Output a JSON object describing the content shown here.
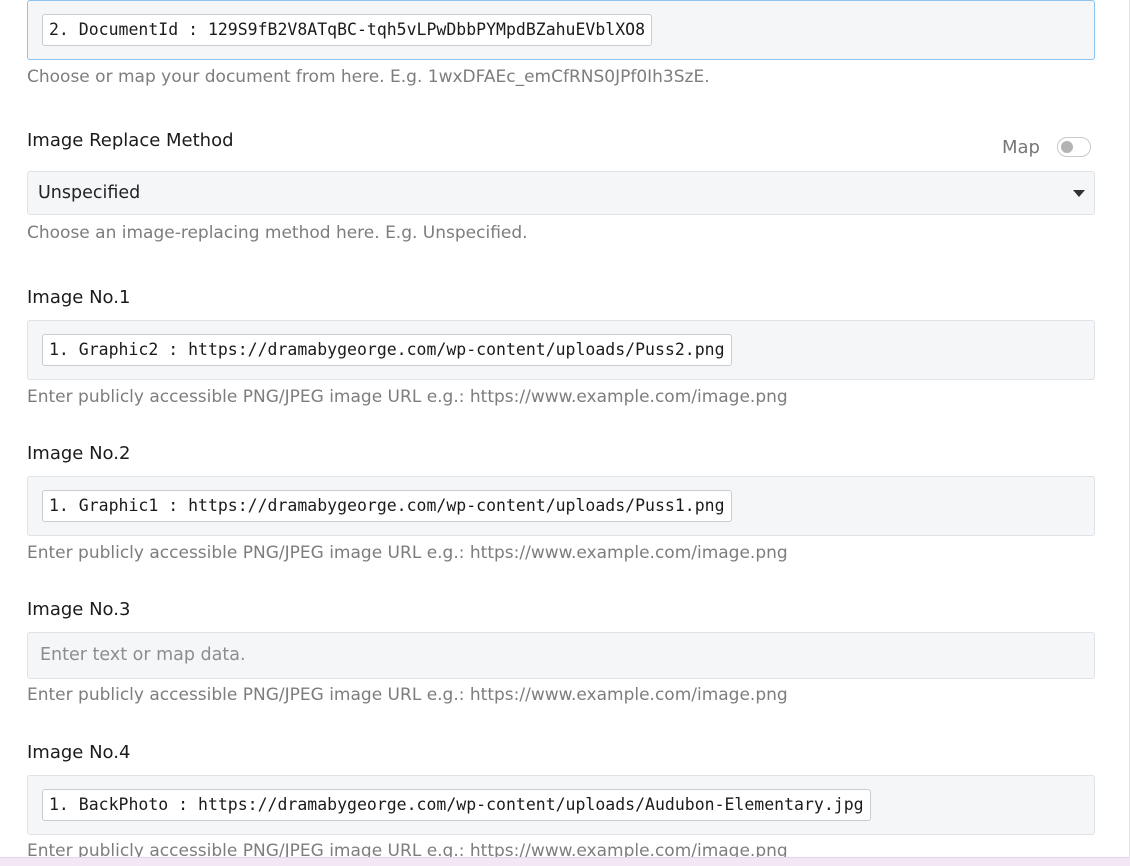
{
  "document_field": {
    "chip": "2. DocumentId : 129S9fB2V8ATqBC-tqh5vLPwDbbPYMpdBZahuEVblXO8",
    "helper": "Choose or map your document from here. E.g. 1wxDFAEc_emCfRNS0JPf0Ih3SzE."
  },
  "image_replace_method": {
    "label": "Image Replace Method",
    "map_label": "Map",
    "map_toggle_on": false,
    "selected_value": "Unspecified",
    "helper": "Choose an image-replacing method here. E.g. Unspecified."
  },
  "images": [
    {
      "label": "Image No.1",
      "chip": "1. Graphic2 : https://dramabygeorge.com/wp-content/uploads/Puss2.png",
      "helper": "Enter publicly accessible PNG/JPEG image URL e.g.: https://www.example.com/image.png"
    },
    {
      "label": "Image No.2",
      "chip": "1. Graphic1 : https://dramabygeorge.com/wp-content/uploads/Puss1.png",
      "helper": "Enter publicly accessible PNG/JPEG image URL e.g.: https://www.example.com/image.png"
    },
    {
      "label": "Image No.3",
      "placeholder": "Enter text or map data.",
      "helper": "Enter publicly accessible PNG/JPEG image URL e.g.: https://www.example.com/image.png"
    },
    {
      "label": "Image No.4",
      "chip": "1. BackPhoto : https://dramabygeorge.com/wp-content/uploads/Audubon-Elementary.jpg",
      "helper": "Enter publicly accessible PNG/JPEG image URL e.g.: https://www.example.com/image.png"
    }
  ],
  "colors": {
    "field_background": "#f4f6f8",
    "field_border": "#dfe3e8",
    "focused_border": "#8cc3f0",
    "helper_text": "#7d7d7d"
  }
}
-----
- Do this:
Give the data again exactly as written, with all pictures left out.

- The response:
Output a JSON object describing the content shown here.
{
  "document_field": {
    "chip": "2. DocumentId : 129S9fB2V8ATqBC-tqh5vLPwDbbPYMpdBZahuEVblXO8",
    "helper": "Choose or map your document from here. E.g. 1wxDFAEc_emCfRNS0JPf0Ih3SzE."
  },
  "image_replace_method": {
    "label": "Image Replace Method",
    "map_label": "Map",
    "map_toggle_on": false,
    "selected_value": "Unspecified",
    "helper": "Choose an image-replacing method here. E.g. Unspecified."
  },
  "images": [
    {
      "label": "Image No.1",
      "chip": "1. Graphic2 : https://dramabygeorge.com/wp-content/uploads/Puss2.png",
      "helper": "Enter publicly accessible PNG/JPEG image URL e.g.: https://www.example.com/image.png"
    },
    {
      "label": "Image No.2",
      "chip": "1. Graphic1 : https://dramabygeorge.com/wp-content/uploads/Puss1.png",
      "helper": "Enter publicly accessible PNG/JPEG image URL e.g.: https://www.example.com/image.png"
    },
    {
      "label": "Image No.3",
      "placeholder": "Enter text or map data.",
      "helper": "Enter publicly accessible PNG/JPEG image URL e.g.: https://www.example.com/image.png"
    },
    {
      "label": "Image No.4",
      "chip": "1. BackPhoto : https://dramabygeorge.com/wp-content/uploads/Audubon-Elementary.jpg",
      "helper": "Enter publicly accessible PNG/JPEG image URL e.g.: https://www.example.com/image.png"
    }
  ],
  "colors": {
    "field_background": "#f4f6f8",
    "field_border": "#dfe3e8",
    "focused_border": "#8cc3f0",
    "helper_text": "#7d7d7d"
  }
}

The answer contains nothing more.